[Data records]
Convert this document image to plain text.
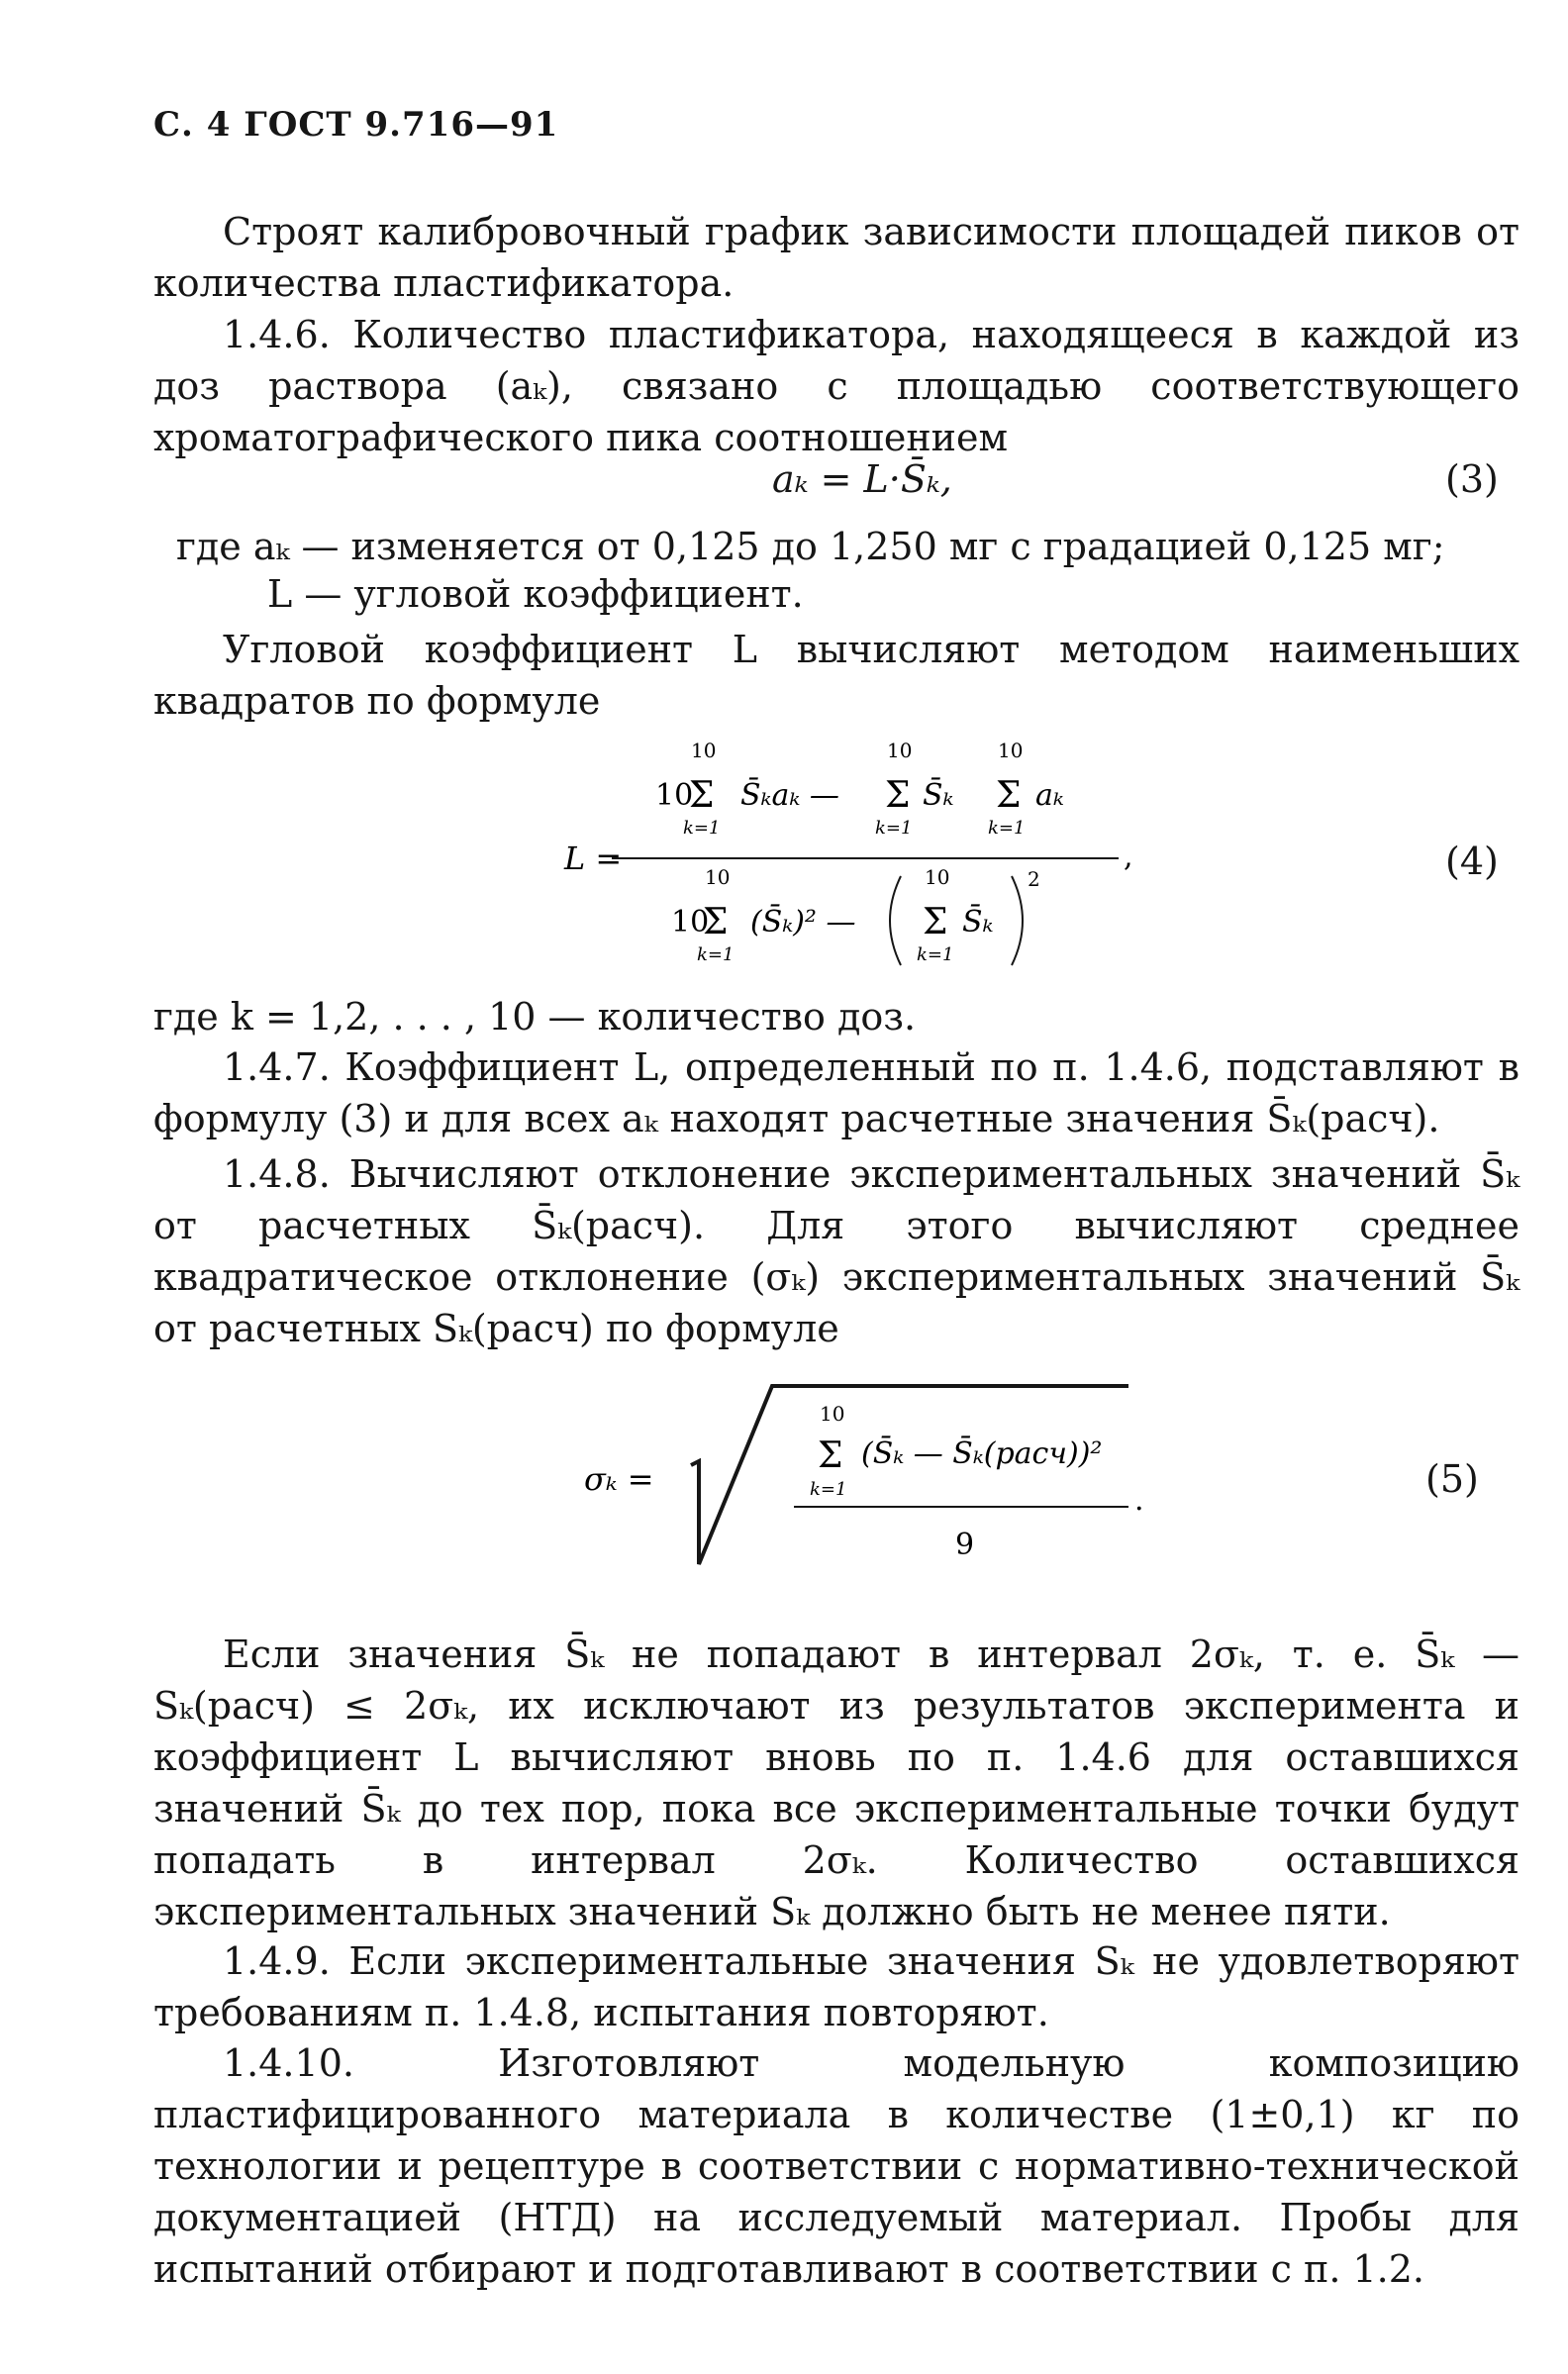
С. 4 ГОСТ 9.716—91
Строят калибровочный график зависимости площадей пиков от количества пластификатора.
1.4.6. Количество пластификатора, находящееся в каждой из доз раствора (aₖ), связано с площадью соответствующего хроматографического пика соотношением
aₖ = L·S̄ₖ,	(3)
где aₖ — изменяется от 0,125 до 1,250 мг с градацией 0,125 мг;
L — угловой коэффициент.
Угловой коэффициент L вычисляют методом наименьших квадратов по формуле
L =
10
10
Σ
k=1
S̄ₖaₖ —
10
Σ
k=1
S̄ₖ
10
Σ
k=1
aₖ
,
10
10
Σ
k=1
(S̄ₖ)² —
10
Σ
k=1
S̄ₖ
2	(4)
где k = 1,2, . . . , 10 — количество доз.
1.4.7. Коэффициент L, определенный по п. 1.4.6, подставляют в формулу (3) и для всех aₖ находят расчетные значения S̄ₖ(расч).
1.4.8. Вычисляют отклонение экспериментальных значений S̄ₖ от расчетных S̄ₖ(расч). Для этого вычисляют среднее квадратическое отклонение (σₖ) экспериментальных значений S̄ₖ от расчетных Sₖ(расч) по формуле
σₖ =
10
Σ
k=1
(S̄ₖ — S̄ₖ(расч))²
9
.	(5)
Если значения S̄ₖ не попадают в интервал 2σₖ, т. е. S̄ₖ — Sₖ(расч) ≤ 2σₖ, их исключают из результатов эксперимента и коэффициент L вычисляют вновь по п. 1.4.6 для оставшихся значений S̄ₖ до тех пор, пока все экспериментальные точки будут попадать в интервал 2σₖ. Количество оставшихся экспериментальных значений Sₖ должно быть не менее пяти.
1.4.9. Если экспериментальные значения Sₖ не удовлетворяют требованиям п. 1.4.8, испытания повторяют.
1.4.10. Изготовляют модельную композицию пластифицированного материала в количестве (1±0,1) кг по технологии и рецептуре в соответствии с нормативно-технической документацией (НТД) на исследуемый материал. Пробы для испытаний отбирают и подготавливают в соответствии с п. 1.2.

## STATED TASK
Where a line in the entries holds "пластификатора", copy that line.

## SOLUTION
Строят калибровочный график зависимости площадей пиков от количества пластификатора.
1.4.6. Количество пластификатора, находящееся в каждой из доз раствора (aₖ), связано с площадью соответствующего хроматографического пика соотношением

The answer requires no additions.